**Task:**
Below are records. Copy every line with "TradingView" in it.

Chart and figure data:
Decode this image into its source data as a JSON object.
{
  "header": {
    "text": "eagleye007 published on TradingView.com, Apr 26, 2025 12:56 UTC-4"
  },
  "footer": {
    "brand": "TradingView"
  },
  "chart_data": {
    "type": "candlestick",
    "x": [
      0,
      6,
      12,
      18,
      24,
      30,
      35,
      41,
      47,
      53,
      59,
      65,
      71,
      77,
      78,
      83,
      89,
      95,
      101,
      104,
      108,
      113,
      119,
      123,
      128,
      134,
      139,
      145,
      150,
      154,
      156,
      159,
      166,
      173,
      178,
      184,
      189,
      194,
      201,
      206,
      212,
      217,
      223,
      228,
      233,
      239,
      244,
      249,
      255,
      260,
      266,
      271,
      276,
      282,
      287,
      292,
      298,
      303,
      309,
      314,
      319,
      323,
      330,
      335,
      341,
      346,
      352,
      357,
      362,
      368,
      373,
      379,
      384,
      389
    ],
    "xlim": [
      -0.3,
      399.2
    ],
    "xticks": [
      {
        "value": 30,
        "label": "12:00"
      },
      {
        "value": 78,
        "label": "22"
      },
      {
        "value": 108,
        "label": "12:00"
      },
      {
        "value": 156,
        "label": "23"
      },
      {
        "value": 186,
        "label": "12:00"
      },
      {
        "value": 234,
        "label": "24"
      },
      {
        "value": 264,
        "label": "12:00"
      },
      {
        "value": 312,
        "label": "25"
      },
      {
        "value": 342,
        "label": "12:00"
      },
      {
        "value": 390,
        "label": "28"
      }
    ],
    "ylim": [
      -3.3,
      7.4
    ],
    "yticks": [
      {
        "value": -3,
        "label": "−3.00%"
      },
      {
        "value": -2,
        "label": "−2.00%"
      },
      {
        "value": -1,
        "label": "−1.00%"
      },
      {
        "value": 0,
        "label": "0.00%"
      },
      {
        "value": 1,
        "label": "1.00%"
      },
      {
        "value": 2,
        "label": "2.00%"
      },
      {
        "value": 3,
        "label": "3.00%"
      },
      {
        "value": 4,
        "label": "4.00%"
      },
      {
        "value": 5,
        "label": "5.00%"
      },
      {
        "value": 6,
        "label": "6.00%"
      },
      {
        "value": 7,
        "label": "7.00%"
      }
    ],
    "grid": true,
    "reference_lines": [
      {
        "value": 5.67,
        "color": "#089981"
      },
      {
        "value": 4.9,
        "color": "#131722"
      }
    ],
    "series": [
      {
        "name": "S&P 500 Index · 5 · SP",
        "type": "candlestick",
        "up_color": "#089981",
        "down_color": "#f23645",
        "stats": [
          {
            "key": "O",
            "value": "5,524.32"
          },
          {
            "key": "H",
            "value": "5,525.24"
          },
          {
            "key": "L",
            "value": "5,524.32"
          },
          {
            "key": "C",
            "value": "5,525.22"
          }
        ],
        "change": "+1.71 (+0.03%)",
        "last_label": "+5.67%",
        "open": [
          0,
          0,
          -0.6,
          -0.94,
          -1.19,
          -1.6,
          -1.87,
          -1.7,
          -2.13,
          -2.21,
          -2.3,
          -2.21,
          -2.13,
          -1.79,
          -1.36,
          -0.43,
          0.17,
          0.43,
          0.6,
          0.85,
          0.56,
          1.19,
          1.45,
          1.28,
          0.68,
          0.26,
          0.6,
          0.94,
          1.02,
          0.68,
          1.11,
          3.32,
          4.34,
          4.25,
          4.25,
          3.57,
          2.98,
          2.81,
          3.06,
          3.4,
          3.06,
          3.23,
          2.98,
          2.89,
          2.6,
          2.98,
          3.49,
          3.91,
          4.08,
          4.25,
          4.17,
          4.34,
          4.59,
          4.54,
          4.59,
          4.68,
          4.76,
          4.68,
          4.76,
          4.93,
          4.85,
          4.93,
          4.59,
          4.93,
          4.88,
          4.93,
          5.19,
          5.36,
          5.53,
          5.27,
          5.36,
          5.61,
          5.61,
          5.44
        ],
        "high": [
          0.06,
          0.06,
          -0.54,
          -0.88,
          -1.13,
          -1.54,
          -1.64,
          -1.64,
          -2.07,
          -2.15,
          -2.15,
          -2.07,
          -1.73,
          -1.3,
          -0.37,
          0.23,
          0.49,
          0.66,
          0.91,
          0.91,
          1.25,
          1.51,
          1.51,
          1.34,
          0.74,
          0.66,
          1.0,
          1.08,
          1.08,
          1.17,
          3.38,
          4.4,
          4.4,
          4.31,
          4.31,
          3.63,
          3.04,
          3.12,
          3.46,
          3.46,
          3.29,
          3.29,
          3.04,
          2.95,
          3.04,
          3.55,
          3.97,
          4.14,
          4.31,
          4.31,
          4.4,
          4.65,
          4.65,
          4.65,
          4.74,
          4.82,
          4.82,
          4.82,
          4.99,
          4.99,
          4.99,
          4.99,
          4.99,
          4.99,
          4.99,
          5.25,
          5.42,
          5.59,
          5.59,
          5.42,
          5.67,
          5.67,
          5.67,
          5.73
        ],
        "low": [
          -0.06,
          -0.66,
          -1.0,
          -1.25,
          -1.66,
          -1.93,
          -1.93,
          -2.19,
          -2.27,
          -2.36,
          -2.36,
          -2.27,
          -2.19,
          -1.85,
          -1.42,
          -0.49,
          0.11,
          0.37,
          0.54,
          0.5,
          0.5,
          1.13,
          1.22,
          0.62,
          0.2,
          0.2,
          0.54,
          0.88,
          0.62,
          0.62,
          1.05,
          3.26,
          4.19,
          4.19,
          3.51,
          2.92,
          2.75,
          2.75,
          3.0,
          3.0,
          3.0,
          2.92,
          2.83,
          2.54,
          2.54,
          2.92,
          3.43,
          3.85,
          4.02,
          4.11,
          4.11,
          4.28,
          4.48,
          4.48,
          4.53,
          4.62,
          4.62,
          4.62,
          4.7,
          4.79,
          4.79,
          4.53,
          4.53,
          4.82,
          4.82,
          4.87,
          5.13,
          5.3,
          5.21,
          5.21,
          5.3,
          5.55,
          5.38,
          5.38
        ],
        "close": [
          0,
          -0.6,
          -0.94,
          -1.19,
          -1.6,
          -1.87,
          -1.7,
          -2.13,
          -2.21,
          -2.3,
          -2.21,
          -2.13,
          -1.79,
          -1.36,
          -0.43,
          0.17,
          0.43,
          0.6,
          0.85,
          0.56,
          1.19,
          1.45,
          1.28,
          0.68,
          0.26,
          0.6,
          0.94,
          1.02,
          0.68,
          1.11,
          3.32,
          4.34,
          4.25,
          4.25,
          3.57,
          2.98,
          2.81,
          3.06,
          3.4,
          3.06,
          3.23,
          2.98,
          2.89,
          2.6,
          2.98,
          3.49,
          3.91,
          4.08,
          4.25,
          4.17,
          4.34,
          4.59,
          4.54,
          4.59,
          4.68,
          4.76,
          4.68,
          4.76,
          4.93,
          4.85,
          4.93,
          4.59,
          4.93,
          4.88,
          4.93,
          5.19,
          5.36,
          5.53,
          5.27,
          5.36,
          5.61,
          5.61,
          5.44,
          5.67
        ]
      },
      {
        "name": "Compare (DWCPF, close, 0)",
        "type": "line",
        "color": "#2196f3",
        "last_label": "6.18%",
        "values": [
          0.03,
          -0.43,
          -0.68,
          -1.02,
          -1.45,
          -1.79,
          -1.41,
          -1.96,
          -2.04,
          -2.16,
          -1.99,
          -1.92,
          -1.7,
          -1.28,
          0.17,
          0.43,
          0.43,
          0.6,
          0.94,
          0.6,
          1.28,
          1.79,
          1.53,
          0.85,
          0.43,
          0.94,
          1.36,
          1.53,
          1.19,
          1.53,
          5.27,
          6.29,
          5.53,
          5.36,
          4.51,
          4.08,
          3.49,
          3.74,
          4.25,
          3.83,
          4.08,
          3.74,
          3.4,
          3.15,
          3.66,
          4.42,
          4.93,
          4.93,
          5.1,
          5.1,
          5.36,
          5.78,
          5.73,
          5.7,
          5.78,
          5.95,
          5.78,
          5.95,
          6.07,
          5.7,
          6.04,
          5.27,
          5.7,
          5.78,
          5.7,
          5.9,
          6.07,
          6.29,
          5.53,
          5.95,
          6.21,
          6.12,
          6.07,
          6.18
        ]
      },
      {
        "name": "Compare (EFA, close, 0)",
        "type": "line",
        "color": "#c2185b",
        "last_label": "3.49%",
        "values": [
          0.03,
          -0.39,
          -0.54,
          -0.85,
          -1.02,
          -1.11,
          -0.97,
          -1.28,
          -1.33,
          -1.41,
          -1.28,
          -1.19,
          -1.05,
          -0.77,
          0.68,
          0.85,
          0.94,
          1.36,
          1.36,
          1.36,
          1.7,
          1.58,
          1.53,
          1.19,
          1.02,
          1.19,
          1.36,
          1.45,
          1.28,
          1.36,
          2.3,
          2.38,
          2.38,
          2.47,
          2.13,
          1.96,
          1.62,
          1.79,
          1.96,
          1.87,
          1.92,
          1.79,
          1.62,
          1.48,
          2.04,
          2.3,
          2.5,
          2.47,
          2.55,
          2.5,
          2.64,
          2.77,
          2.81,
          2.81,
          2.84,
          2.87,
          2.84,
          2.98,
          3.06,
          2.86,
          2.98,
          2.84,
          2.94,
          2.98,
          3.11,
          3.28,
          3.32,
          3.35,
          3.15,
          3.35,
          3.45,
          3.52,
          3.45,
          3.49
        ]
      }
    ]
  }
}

**Output for this exercise:**
    "text": "eagleye007 published on TradingView.com, Apr 26, 2025 12:56 UTC-4"
    "brand": "TradingView"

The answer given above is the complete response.